RECORDS:
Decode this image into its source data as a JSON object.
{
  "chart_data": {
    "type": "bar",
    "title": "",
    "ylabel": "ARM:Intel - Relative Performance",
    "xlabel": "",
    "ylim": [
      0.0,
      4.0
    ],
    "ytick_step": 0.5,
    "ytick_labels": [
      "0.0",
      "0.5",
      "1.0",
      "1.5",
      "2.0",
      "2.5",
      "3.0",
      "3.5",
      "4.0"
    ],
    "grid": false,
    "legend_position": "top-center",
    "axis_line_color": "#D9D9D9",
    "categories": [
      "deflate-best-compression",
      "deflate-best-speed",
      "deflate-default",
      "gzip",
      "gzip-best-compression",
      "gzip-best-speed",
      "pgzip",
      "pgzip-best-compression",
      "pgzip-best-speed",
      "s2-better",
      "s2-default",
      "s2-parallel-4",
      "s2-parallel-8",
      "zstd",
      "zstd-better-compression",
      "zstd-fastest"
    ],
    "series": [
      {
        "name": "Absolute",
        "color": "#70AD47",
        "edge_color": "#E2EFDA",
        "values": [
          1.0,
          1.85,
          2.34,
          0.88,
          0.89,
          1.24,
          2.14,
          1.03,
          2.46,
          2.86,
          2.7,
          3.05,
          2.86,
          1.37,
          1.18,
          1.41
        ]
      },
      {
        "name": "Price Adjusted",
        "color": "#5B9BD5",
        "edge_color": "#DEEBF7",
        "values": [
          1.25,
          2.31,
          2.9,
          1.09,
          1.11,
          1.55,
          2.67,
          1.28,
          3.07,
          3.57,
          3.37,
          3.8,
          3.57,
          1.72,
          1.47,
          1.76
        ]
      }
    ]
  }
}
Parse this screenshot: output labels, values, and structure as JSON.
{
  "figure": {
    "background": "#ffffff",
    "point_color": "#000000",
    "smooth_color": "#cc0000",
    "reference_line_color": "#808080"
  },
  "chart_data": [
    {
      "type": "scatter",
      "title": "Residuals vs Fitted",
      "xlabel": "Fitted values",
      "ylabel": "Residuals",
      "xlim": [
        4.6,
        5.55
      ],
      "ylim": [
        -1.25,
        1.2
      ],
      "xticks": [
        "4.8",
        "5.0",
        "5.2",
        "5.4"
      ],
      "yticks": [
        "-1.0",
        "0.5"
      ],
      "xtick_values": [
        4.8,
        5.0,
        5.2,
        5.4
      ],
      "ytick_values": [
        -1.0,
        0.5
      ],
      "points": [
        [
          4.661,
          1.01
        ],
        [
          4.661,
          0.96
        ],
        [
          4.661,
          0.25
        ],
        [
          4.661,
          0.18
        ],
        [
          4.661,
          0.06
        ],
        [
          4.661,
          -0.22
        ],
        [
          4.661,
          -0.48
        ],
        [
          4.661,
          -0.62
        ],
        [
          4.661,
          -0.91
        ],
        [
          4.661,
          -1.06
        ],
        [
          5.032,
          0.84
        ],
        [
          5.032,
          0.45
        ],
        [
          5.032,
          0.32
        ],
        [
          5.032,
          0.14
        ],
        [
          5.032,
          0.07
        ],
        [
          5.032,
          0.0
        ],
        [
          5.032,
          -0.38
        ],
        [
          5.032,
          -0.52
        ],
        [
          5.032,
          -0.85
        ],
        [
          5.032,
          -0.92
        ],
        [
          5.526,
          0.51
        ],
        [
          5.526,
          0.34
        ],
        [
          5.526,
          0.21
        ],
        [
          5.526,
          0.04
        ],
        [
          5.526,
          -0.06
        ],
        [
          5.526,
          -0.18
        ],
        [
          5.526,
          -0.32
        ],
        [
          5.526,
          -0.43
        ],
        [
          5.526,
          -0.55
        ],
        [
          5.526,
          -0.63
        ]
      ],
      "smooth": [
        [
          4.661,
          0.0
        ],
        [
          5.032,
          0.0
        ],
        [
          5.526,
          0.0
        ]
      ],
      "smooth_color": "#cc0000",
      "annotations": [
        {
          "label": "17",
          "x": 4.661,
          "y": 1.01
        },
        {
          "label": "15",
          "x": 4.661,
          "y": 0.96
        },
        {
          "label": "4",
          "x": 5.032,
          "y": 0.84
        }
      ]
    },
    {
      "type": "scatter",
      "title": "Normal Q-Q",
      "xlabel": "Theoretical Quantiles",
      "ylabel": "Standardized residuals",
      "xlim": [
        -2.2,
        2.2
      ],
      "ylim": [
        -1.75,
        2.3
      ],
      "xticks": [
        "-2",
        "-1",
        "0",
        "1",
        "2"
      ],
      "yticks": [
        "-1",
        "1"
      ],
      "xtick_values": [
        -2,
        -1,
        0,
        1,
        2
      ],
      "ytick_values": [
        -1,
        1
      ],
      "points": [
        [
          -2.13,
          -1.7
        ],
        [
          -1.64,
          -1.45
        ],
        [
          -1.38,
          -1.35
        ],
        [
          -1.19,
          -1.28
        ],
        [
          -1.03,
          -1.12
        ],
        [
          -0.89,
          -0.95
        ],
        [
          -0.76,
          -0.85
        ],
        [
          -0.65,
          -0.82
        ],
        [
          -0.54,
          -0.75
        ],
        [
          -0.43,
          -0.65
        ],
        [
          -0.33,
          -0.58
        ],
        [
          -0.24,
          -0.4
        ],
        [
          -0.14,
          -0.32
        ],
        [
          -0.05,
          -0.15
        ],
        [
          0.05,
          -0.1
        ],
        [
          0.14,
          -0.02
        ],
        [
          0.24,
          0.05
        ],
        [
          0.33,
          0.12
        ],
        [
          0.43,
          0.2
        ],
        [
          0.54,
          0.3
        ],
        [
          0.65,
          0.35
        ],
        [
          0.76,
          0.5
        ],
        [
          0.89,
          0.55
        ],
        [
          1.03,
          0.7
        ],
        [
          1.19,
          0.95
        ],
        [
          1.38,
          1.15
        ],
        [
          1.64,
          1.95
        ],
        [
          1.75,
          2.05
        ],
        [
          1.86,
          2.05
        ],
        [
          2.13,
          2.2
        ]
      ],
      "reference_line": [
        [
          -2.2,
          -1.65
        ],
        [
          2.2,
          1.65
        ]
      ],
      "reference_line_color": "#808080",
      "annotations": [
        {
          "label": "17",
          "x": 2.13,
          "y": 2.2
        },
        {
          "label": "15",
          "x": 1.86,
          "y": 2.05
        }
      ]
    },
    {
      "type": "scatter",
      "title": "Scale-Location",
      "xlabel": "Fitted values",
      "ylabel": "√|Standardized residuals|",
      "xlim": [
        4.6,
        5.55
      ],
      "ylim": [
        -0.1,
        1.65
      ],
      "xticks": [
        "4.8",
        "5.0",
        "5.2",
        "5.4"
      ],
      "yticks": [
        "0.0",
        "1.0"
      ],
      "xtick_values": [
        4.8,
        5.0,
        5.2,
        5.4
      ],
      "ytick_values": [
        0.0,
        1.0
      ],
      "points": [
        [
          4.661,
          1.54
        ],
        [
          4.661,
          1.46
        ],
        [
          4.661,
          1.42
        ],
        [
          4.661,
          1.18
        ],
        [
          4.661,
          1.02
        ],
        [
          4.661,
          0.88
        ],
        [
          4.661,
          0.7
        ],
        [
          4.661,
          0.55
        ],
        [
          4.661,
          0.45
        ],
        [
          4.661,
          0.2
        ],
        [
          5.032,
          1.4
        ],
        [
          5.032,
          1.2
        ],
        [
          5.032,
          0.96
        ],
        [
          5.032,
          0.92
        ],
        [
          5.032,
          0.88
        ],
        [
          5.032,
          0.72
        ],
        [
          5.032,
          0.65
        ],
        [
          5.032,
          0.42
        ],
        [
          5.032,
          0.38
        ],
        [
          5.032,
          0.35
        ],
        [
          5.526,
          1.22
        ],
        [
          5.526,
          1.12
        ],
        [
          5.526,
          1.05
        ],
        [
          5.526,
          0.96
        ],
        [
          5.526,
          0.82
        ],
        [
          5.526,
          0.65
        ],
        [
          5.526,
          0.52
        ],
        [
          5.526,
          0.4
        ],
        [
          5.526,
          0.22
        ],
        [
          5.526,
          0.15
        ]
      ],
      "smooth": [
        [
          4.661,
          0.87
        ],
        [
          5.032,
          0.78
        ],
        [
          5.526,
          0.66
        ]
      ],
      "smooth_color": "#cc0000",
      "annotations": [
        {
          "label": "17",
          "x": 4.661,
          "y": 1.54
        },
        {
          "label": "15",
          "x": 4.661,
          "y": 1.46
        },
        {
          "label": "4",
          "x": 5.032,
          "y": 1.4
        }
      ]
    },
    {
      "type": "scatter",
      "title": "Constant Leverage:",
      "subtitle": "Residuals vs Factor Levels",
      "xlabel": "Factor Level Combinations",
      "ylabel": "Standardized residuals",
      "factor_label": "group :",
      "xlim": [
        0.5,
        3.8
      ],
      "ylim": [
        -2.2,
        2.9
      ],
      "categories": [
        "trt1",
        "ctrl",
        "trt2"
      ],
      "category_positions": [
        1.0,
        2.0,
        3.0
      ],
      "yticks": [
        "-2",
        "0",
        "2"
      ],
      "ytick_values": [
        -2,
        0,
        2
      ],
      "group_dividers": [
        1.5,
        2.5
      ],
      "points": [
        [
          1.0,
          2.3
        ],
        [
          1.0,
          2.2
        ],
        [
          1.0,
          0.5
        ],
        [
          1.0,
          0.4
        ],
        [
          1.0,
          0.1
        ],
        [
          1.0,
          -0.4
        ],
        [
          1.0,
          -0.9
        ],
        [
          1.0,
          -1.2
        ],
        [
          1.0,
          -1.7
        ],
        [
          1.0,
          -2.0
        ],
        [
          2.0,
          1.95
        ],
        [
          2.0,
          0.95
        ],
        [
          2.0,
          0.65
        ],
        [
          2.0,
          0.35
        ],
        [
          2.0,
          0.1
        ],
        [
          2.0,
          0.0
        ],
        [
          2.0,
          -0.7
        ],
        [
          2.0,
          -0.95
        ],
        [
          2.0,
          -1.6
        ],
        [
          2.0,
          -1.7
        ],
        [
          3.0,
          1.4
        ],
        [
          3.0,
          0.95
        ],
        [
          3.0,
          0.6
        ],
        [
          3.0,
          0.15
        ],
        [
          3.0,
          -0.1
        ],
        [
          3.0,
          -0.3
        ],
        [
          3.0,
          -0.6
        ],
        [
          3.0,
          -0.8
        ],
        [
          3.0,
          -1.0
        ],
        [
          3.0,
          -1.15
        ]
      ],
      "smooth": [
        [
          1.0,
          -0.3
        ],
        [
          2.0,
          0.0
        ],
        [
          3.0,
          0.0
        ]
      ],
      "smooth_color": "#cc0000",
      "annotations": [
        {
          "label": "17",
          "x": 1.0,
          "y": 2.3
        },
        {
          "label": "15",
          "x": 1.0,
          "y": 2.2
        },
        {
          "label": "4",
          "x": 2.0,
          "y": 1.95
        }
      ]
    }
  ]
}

TASK DIRECTIONS: Of all the lines above, how many contain the word "best"? Give the number and nothing else.

OUTPUT OF THE TASK: 6